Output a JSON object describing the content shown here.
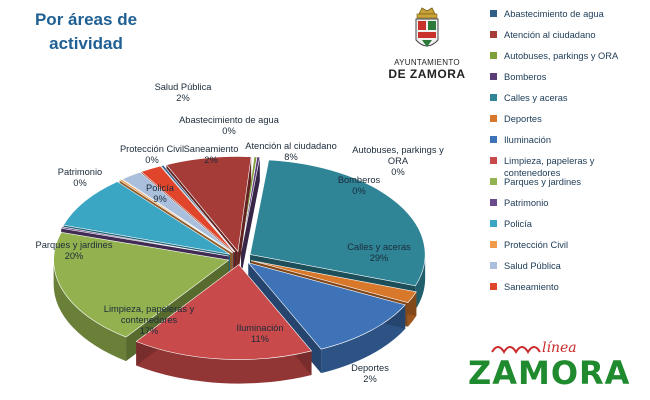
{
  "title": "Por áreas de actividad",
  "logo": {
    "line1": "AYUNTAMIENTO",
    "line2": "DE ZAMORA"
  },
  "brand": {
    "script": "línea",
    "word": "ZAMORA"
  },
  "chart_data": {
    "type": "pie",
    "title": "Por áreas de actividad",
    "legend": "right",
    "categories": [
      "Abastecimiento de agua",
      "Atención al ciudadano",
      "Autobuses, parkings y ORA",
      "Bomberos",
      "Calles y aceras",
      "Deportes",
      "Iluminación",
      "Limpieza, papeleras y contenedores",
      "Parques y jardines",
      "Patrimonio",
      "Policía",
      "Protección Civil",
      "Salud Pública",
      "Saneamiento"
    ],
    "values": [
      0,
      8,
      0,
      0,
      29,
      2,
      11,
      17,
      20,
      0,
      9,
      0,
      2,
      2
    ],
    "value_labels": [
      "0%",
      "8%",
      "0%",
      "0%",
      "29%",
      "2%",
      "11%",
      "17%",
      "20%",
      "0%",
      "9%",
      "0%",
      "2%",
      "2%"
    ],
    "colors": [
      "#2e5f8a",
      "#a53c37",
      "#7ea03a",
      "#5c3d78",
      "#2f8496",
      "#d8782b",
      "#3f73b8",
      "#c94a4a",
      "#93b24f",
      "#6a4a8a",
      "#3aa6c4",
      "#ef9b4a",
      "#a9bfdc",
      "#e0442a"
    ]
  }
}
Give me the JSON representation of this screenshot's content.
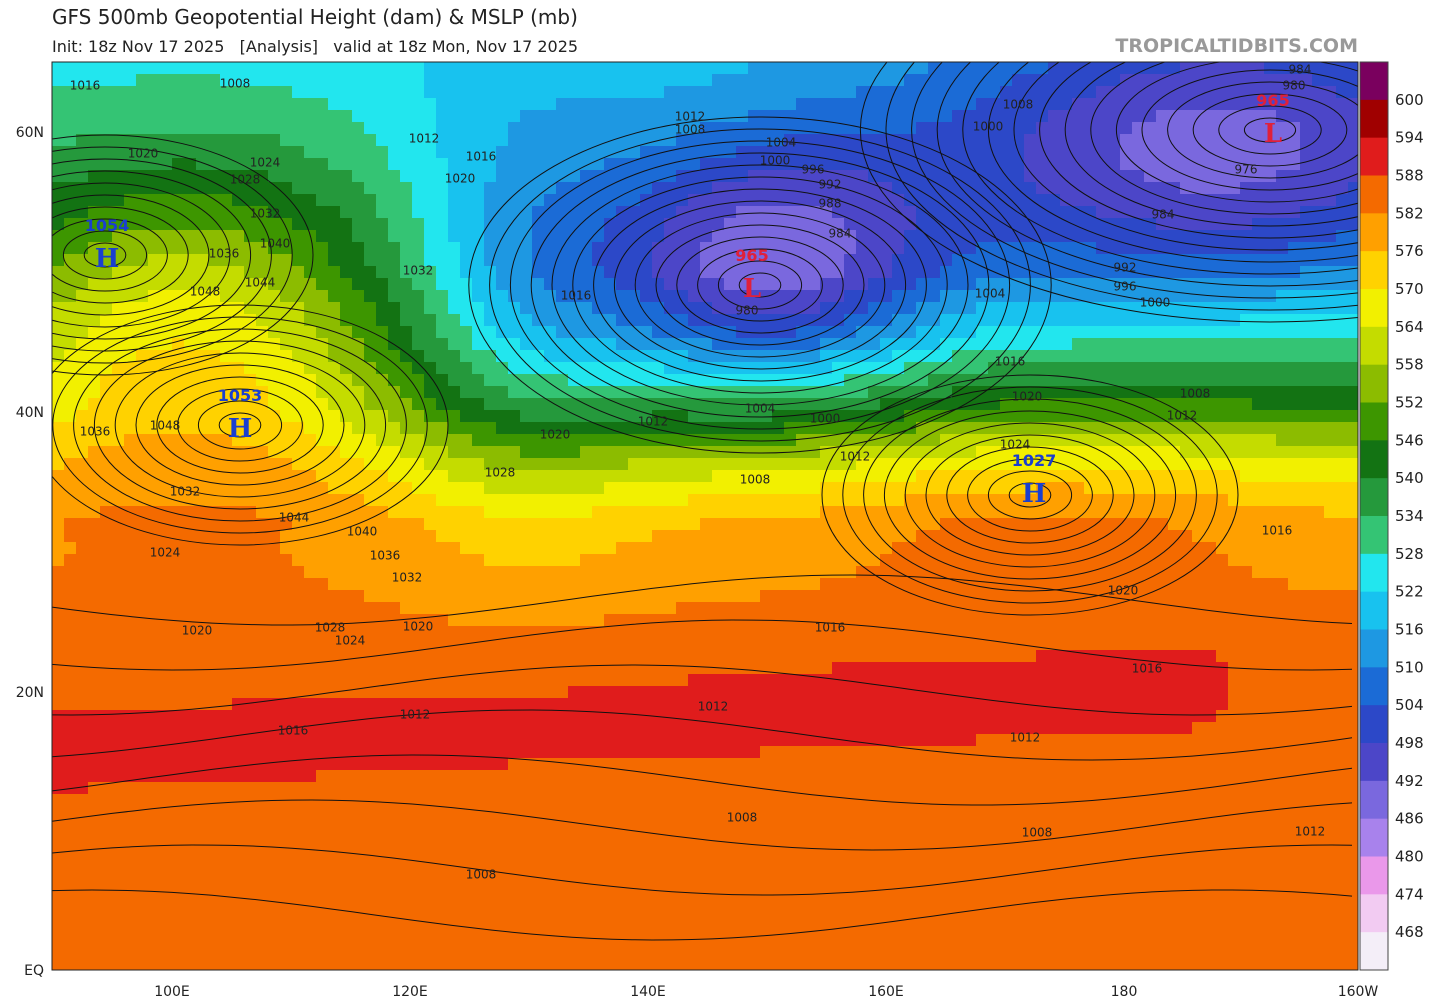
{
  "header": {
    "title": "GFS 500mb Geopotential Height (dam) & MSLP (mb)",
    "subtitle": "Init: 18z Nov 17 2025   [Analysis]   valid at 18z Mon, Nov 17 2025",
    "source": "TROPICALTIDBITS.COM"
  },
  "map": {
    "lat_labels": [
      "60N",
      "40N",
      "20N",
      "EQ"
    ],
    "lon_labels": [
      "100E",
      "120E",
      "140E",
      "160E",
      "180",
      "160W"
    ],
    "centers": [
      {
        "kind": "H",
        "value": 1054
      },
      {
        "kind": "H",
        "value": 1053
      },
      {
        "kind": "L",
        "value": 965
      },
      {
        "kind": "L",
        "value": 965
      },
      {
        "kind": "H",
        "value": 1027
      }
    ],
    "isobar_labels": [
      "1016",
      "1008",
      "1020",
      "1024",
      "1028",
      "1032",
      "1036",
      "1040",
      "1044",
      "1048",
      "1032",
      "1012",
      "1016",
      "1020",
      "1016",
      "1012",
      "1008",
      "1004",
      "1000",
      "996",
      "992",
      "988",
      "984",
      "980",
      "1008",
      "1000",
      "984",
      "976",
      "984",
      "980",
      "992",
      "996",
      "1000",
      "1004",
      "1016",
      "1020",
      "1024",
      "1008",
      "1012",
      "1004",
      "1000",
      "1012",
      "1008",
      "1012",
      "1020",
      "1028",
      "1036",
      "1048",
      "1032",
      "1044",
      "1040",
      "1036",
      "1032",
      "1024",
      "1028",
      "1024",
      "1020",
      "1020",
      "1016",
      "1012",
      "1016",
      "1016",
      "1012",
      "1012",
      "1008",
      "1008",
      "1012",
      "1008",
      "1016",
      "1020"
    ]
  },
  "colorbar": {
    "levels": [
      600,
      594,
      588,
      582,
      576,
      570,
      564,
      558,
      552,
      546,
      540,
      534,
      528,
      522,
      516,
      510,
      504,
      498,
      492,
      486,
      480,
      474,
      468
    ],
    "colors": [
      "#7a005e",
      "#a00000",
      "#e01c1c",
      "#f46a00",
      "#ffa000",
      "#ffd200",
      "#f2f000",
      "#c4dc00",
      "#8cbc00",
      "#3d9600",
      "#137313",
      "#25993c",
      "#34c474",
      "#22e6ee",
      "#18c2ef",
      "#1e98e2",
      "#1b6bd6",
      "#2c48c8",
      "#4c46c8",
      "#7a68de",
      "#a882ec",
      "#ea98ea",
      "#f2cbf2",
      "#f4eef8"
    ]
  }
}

☆ ☆ ☆

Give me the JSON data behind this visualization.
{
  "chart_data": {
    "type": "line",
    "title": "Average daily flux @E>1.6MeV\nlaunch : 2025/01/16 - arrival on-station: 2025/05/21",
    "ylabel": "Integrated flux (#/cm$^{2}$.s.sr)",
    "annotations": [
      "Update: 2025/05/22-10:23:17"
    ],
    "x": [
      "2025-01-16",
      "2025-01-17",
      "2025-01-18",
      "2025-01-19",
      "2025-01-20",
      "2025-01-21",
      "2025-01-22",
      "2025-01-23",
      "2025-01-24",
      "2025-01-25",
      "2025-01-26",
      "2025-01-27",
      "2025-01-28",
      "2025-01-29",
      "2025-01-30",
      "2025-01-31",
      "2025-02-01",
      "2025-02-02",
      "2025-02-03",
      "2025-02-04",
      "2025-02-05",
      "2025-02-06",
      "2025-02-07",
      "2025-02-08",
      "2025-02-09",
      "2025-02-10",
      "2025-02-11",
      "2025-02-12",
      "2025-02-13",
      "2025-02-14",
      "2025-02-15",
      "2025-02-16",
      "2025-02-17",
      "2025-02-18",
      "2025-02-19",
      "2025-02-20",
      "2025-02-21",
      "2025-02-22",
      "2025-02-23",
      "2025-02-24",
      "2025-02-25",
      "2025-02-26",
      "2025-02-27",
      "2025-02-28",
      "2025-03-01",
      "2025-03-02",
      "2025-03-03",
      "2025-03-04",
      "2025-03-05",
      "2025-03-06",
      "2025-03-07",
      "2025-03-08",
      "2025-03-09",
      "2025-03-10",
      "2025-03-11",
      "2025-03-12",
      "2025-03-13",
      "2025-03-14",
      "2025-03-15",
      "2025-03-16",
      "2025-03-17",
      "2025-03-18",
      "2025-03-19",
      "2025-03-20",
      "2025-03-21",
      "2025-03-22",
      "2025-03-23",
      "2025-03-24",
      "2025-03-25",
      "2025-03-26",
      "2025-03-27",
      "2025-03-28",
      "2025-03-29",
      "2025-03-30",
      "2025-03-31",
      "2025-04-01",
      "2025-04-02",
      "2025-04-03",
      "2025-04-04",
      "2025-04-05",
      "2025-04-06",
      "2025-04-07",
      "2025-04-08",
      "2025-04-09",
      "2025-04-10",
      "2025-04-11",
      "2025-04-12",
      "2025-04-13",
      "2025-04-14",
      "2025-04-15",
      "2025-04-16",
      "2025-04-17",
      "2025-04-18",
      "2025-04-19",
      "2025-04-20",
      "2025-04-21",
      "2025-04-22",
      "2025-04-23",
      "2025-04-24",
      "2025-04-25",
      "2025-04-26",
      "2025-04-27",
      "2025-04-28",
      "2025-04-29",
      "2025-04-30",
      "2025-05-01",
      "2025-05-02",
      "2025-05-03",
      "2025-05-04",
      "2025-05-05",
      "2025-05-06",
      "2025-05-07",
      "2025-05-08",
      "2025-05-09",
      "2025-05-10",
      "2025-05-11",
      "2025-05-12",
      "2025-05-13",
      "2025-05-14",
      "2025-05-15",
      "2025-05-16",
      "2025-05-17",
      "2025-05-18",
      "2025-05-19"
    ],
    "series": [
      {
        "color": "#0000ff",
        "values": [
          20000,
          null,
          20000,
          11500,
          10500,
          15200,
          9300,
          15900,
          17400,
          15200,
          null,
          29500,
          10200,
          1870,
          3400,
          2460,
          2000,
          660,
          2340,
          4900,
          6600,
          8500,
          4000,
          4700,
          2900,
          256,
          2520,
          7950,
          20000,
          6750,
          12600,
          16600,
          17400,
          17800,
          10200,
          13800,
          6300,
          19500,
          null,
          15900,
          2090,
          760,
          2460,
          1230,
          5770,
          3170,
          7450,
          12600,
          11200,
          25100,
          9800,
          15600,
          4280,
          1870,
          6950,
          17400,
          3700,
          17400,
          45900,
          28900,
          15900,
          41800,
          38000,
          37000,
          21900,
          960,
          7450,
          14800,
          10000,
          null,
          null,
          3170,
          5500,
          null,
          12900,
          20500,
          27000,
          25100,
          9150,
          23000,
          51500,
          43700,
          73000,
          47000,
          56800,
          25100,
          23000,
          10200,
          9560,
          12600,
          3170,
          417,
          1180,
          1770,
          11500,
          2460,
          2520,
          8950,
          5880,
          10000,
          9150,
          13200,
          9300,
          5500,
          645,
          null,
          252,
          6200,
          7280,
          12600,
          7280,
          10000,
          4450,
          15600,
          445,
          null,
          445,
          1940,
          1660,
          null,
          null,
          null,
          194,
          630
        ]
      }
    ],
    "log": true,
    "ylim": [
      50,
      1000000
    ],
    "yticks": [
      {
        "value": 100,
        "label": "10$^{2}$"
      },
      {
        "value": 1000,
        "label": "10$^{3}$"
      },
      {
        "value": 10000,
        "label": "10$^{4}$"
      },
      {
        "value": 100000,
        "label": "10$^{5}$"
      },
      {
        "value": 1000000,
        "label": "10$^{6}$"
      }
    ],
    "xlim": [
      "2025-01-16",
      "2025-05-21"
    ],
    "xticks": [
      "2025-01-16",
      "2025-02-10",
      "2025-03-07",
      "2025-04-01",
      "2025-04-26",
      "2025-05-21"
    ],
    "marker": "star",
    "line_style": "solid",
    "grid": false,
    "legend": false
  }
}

☆ ☆ ☆

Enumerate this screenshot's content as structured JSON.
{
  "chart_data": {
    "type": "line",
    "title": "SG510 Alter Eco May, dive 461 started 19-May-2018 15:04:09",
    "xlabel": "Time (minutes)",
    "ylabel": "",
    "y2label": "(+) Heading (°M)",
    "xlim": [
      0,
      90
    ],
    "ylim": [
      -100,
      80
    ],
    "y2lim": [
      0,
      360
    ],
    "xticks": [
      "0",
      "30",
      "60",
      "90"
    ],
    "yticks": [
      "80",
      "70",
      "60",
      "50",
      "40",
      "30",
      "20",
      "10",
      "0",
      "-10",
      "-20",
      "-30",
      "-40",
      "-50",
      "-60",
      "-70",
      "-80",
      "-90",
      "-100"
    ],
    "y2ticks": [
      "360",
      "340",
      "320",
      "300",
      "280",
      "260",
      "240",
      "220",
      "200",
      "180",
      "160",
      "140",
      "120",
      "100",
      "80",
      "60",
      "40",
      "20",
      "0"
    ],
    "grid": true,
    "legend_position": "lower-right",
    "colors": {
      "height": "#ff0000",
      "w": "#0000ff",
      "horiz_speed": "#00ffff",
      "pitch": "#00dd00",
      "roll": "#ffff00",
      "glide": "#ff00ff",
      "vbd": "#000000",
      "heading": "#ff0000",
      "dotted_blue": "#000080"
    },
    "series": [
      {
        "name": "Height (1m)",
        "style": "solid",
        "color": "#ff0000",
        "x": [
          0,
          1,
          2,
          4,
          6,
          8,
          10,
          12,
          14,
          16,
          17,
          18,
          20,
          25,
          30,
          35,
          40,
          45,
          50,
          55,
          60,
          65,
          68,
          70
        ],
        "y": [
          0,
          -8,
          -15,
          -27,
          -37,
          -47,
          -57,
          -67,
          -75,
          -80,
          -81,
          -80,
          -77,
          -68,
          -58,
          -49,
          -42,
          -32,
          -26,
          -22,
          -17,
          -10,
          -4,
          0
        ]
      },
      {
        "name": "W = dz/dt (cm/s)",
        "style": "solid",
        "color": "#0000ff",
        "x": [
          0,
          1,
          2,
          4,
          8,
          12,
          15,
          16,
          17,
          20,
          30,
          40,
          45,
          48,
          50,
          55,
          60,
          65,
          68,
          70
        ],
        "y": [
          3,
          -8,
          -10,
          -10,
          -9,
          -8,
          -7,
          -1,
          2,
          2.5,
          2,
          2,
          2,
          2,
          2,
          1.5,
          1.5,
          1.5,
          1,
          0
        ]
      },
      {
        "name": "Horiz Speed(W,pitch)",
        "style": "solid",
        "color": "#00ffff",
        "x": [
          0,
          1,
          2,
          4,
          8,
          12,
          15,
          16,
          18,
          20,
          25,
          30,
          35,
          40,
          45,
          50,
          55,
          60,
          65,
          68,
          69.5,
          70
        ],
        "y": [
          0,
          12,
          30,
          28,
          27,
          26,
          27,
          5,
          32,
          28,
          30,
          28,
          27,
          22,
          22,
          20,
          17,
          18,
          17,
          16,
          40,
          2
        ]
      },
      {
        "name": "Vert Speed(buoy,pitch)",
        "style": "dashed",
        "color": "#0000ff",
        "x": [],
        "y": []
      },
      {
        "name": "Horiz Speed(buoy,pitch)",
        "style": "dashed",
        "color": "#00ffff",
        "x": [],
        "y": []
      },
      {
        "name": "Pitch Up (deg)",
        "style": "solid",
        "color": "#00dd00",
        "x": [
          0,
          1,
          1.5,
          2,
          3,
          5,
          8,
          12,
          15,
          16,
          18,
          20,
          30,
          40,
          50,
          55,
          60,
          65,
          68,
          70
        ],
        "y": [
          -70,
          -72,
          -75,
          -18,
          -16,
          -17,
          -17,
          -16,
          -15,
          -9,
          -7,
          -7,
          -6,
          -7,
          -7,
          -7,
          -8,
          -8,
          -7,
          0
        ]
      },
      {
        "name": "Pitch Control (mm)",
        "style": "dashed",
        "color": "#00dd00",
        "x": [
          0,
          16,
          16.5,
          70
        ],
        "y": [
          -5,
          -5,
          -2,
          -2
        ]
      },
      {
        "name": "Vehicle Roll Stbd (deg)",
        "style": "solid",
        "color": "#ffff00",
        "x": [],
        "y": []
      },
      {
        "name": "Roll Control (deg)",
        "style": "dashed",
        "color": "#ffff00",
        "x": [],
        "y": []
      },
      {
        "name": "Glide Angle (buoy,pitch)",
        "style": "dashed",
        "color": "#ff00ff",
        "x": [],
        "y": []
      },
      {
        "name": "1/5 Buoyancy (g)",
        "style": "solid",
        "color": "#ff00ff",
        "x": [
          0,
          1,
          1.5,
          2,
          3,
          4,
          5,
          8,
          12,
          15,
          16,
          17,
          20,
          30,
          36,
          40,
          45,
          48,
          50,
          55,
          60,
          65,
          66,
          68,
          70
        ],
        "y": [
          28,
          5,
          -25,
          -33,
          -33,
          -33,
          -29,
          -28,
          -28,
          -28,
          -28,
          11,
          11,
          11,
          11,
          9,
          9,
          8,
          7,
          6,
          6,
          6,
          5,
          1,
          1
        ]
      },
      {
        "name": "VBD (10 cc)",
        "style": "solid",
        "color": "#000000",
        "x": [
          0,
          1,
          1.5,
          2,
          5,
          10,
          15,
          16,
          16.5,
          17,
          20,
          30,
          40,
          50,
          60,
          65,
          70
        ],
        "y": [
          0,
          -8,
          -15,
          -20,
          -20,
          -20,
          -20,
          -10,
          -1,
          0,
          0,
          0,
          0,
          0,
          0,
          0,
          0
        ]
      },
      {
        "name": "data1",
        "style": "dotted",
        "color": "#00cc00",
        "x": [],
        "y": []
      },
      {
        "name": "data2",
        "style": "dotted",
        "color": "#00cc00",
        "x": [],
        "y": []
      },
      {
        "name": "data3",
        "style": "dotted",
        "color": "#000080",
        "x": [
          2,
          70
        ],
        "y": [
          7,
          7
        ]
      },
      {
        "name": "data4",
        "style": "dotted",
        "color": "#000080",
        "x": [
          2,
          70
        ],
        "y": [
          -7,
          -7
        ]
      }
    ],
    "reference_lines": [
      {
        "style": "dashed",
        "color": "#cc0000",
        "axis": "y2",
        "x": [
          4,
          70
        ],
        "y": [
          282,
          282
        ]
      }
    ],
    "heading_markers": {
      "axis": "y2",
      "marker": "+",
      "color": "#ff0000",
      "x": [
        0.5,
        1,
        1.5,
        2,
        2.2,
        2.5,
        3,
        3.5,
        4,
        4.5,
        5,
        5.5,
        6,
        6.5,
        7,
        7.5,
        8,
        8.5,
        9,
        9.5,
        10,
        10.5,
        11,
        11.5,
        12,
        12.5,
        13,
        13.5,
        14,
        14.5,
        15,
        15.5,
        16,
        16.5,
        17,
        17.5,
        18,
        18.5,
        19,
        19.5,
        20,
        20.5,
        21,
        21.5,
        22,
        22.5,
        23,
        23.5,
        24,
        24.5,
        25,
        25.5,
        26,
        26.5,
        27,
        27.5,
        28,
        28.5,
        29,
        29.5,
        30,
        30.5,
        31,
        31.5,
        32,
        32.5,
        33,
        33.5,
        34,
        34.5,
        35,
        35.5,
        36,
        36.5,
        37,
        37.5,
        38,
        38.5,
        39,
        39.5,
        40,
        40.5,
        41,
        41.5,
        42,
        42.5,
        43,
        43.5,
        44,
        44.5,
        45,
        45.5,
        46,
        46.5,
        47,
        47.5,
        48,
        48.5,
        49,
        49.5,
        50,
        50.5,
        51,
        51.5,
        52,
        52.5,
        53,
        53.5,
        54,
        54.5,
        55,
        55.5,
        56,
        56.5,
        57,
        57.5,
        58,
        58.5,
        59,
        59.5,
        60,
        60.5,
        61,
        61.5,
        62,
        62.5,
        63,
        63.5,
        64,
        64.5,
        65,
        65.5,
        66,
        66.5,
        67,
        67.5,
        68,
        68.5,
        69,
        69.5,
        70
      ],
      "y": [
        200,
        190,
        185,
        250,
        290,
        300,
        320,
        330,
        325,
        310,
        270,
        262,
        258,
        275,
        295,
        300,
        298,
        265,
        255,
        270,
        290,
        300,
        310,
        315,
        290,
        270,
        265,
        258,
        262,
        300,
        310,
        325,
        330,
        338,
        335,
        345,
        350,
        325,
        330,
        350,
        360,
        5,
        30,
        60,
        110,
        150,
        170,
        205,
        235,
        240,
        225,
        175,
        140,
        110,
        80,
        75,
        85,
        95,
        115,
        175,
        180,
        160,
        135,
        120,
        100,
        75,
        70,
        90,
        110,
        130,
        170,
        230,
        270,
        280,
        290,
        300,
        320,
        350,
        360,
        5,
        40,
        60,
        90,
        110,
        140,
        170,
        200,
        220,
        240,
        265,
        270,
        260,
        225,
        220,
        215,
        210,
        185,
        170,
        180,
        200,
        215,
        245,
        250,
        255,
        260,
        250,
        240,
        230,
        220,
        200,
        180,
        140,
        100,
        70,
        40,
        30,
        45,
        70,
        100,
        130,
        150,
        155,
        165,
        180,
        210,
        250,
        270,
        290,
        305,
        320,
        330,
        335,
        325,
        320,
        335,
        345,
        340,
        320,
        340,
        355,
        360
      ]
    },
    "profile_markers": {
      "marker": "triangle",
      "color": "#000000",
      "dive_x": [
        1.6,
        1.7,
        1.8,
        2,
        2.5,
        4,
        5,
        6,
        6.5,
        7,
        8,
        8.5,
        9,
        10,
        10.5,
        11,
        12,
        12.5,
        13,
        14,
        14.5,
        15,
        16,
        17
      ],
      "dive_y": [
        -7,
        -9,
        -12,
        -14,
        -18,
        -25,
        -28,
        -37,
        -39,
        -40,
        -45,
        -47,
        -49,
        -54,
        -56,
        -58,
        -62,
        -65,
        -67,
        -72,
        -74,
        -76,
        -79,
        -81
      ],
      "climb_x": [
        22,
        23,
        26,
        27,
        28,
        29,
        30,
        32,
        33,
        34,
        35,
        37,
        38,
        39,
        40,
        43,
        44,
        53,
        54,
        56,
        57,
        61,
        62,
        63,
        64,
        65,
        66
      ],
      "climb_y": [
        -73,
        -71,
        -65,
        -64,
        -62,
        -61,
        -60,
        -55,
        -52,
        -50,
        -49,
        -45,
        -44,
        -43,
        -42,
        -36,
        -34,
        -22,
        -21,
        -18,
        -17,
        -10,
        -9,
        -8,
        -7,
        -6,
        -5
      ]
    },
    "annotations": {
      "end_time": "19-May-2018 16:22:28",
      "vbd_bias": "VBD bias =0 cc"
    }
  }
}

☆ ☆ ☆

- _INSTRUCTION_: Scan the material above for the string "ylabel" and report each line where you find it.

- _TASK SOLUTION_:
    "ylabel": "Integrated flux (#/cm$^{2}$.s.sr)",
    "ylabel": "",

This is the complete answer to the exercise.